WHAT YOU ARE ASKED TO DO =>
Nothing but the lines from the one containing "Read this page and output its text content." through the last line should be written out, please, exactly as they stand.

Collection entries:

*-*-*

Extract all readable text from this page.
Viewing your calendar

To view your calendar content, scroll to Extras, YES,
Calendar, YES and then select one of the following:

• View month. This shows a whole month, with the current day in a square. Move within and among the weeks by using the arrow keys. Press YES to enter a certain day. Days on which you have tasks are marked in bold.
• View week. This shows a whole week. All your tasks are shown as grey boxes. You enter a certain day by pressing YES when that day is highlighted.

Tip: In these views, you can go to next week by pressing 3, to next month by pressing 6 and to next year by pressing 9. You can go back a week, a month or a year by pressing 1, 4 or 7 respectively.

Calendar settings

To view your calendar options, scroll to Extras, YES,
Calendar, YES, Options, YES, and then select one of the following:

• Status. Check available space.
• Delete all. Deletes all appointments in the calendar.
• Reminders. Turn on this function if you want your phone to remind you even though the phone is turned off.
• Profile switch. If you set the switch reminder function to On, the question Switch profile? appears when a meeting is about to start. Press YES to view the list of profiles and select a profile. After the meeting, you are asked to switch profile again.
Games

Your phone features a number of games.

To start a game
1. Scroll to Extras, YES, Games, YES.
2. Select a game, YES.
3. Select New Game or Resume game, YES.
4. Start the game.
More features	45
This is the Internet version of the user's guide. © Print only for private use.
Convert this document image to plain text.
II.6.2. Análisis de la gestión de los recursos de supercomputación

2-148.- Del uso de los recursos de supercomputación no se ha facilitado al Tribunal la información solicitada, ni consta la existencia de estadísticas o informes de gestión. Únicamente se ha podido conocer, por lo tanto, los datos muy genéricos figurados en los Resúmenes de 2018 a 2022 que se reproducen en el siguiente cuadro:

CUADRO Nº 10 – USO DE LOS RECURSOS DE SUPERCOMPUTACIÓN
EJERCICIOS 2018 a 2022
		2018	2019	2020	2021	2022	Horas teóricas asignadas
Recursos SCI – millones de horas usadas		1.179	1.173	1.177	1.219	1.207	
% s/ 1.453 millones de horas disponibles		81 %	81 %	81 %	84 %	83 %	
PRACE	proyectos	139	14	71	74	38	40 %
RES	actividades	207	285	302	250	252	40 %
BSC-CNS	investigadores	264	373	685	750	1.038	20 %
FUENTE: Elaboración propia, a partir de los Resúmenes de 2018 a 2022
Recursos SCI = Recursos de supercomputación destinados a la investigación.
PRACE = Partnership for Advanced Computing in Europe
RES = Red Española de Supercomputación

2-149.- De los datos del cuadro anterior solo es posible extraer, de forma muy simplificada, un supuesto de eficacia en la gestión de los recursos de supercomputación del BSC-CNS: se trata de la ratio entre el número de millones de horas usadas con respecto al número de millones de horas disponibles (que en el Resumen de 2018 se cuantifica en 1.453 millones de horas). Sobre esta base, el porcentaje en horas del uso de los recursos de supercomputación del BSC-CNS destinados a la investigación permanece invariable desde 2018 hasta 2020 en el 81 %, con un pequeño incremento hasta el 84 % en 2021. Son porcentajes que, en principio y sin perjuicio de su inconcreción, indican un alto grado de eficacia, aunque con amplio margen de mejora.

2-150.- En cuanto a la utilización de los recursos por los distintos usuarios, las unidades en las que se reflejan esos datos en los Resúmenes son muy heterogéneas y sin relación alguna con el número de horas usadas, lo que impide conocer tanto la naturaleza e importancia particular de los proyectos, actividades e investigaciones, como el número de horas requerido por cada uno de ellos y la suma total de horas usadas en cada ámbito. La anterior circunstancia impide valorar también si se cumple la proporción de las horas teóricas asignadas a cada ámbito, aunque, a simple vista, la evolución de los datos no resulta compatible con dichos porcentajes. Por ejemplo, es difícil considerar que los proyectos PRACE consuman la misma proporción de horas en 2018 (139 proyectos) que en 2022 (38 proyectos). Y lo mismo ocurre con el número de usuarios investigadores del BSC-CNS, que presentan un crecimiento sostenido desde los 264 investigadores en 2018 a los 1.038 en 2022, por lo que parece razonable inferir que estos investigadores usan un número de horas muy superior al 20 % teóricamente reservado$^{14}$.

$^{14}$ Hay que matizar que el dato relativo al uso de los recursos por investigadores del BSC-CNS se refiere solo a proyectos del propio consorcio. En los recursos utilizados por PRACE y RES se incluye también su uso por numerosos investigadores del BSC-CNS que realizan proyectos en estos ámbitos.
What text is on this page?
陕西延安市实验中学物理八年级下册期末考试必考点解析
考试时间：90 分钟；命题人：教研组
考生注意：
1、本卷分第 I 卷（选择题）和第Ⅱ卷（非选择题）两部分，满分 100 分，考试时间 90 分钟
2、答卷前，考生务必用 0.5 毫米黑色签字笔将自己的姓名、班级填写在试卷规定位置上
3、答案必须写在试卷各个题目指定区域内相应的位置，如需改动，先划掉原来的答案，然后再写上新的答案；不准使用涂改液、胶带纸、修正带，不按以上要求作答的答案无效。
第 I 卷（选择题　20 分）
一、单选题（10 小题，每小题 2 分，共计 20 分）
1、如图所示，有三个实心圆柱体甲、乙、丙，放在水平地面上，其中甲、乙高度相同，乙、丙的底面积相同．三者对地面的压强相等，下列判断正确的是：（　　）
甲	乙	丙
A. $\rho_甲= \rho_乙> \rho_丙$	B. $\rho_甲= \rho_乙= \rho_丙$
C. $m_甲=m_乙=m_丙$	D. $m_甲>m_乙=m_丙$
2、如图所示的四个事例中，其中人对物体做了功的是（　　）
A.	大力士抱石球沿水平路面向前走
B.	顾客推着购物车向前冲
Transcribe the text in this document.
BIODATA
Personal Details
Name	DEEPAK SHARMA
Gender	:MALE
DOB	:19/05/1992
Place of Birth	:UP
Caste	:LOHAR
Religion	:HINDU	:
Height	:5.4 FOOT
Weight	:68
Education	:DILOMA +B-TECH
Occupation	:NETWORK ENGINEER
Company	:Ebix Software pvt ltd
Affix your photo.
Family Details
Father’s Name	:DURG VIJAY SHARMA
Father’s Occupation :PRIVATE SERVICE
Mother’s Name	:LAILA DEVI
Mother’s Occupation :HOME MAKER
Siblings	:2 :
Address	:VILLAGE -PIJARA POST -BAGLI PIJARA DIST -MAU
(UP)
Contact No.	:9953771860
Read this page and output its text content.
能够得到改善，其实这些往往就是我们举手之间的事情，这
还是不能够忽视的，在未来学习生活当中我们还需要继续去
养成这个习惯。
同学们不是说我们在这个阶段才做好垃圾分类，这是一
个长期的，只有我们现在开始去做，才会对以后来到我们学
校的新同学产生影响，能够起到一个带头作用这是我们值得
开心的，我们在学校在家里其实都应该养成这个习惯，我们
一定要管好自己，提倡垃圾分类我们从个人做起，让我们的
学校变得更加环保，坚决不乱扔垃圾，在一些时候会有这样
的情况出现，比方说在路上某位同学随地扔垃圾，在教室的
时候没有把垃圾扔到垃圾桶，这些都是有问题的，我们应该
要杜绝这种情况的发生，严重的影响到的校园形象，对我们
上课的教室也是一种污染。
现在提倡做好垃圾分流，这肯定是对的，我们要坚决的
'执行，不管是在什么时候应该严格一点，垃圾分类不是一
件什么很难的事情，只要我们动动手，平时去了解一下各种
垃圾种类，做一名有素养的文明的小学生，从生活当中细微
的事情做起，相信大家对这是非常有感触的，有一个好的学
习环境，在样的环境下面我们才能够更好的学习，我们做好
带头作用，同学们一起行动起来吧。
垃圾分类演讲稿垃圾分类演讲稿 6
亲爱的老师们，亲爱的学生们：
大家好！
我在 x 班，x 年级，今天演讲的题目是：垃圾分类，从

*-*-*

ANSWER TO THE EXERCISE =>
Read this page and output its text content.
能够得到改善，其实这些往往就是我们举手之间的事情，这
还是不能够忽视的，在未来学习生活当中我们还需要继续去
养成这个习惯。
同学们不是说我们在这个阶段才做好垃圾分类，这是一
个长期的，只有我们现在开始去做，才会对以后来到我们学
校的新同学产生影响，能够起到一个带头作用这是我们值得
开心的，我们在学校在家里其实都应该养成这个习惯，我们
一定要管好自己，提倡垃圾分类我们从个人做起，让我们的
学校变得更加环保，坚决不乱扔垃圾，在一些时候会有这样
的情况出现，比方说在路上某位同学随地扔垃圾，在教室的
时候没有把垃圾扔到垃圾桶，这些都是有问题的，我们应该
要杜绝这种情况的发生，严重的影响到的校园形象，对我们
上课的教室也是一种污染。
现在提倡做好垃圾分流，这肯定是对的，我们要坚决的
'执行，不管是在什么时候应该严格一点，垃圾分类不是一
件什么很难的事情，只要我们动动手，平时去了解一下各种
垃圾种类，做一名有素养的文明的小学生，从生活当中细微
的事情做起，相信大家对这是非常有感触的，有一个好的学
习环境，在样的环境下面我们才能够更好的学习，我们做好
带头作用，同学们一起行动起来吧。
垃圾分类演讲稿垃圾分类演讲稿 6
亲爱的老师们，亲爱的学生们：
大家好！
我在 x 班，x 年级，今天演讲的题目是：垃圾分类，从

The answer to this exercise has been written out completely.